Rows from a dataset
..............................

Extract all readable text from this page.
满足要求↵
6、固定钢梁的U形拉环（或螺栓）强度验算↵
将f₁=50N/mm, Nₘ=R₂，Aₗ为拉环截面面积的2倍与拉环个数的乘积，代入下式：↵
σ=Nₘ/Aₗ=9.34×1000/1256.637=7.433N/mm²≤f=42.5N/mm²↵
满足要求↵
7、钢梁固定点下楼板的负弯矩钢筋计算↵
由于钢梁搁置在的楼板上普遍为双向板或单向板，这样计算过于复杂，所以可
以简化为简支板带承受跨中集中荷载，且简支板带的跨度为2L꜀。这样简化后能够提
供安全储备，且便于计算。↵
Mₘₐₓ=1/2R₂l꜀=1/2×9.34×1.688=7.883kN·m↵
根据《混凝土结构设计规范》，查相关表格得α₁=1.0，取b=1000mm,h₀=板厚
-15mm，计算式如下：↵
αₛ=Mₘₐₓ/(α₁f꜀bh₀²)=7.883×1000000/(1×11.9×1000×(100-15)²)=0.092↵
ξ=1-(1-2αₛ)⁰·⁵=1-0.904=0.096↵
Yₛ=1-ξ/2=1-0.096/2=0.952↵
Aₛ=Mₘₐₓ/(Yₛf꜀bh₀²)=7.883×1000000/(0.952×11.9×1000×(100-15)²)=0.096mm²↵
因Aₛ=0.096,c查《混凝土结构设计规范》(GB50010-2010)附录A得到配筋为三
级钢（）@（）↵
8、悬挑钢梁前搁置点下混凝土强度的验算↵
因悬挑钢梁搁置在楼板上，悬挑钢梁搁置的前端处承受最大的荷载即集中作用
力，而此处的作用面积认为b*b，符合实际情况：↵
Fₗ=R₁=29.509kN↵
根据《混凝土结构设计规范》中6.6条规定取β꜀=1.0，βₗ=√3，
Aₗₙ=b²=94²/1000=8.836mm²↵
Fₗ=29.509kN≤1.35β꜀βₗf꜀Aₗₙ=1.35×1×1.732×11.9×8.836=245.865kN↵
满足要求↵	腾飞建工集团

..............................

▶ **Task description**
Reproduce the complete data exactly as presented above.

▶ **Finished task**
Extract all readable text from this page.
满足要求↵
6、固定钢梁的U形拉环（或螺栓）强度验算↵
将f₁=50N/mm, Nₘ=R₂，Aₗ为拉环截面面积的2倍与拉环个数的乘积，代入下式：↵
σ=Nₘ/Aₗ=9.34×1000/1256.637=7.433N/mm²≤f=42.5N/mm²↵
满足要求↵
7、钢梁固定点下楼板的负弯矩钢筋计算↵
由于钢梁搁置在的楼板上普遍为双向板或单向板，这样计算过于复杂，所以可
以简化为简支板带承受跨中集中荷载，且简支板带的跨度为2L꜀。这样简化后能够提
供安全储备，且便于计算。↵
Mₘₐₓ=1/2R₂l꜀=1/2×9.34×1.688=7.883kN·m↵
根据《混凝土结构设计规范》，查相关表格得α₁=1.0，取b=1000mm,h₀=板厚
-15mm，计算式如下：↵
αₛ=Mₘₐₓ/(α₁f꜀bh₀²)=7.883×1000000/(1×11.9×1000×(100-15)²)=0.092↵
ξ=1-(1-2αₛ)⁰·⁵=1-0.904=0.096↵
Yₛ=1-ξ/2=1-0.096/2=0.952↵
Aₛ=Mₘₐₓ/(Yₛf꜀bh₀²)=7.883×1000000/(0.952×11.9×1000×(100-15)²)=0.096mm²↵
因Aₛ=0.096,c查《混凝土结构设计规范》(GB50010-2010)附录A得到配筋为三
级钢（）@（）↵
8、悬挑钢梁前搁置点下混凝土强度的验算↵
因悬挑钢梁搁置在楼板上，悬挑钢梁搁置的前端处承受最大的荷载即集中作用
力，而此处的作用面积认为b*b，符合实际情况：↵
Fₗ=R₁=29.509kN↵
根据《混凝土结构设计规范》中6.6条规定取β꜀=1.0，βₗ=√3，
Aₗₙ=b²=94²/1000=8.836mm²↵
Fₗ=29.509kN≤1.35β꜀βₗf꜀Aₗₙ=1.35×1×1.732×11.9×8.836=245.865kN↵
满足要求↵	腾飞建工集团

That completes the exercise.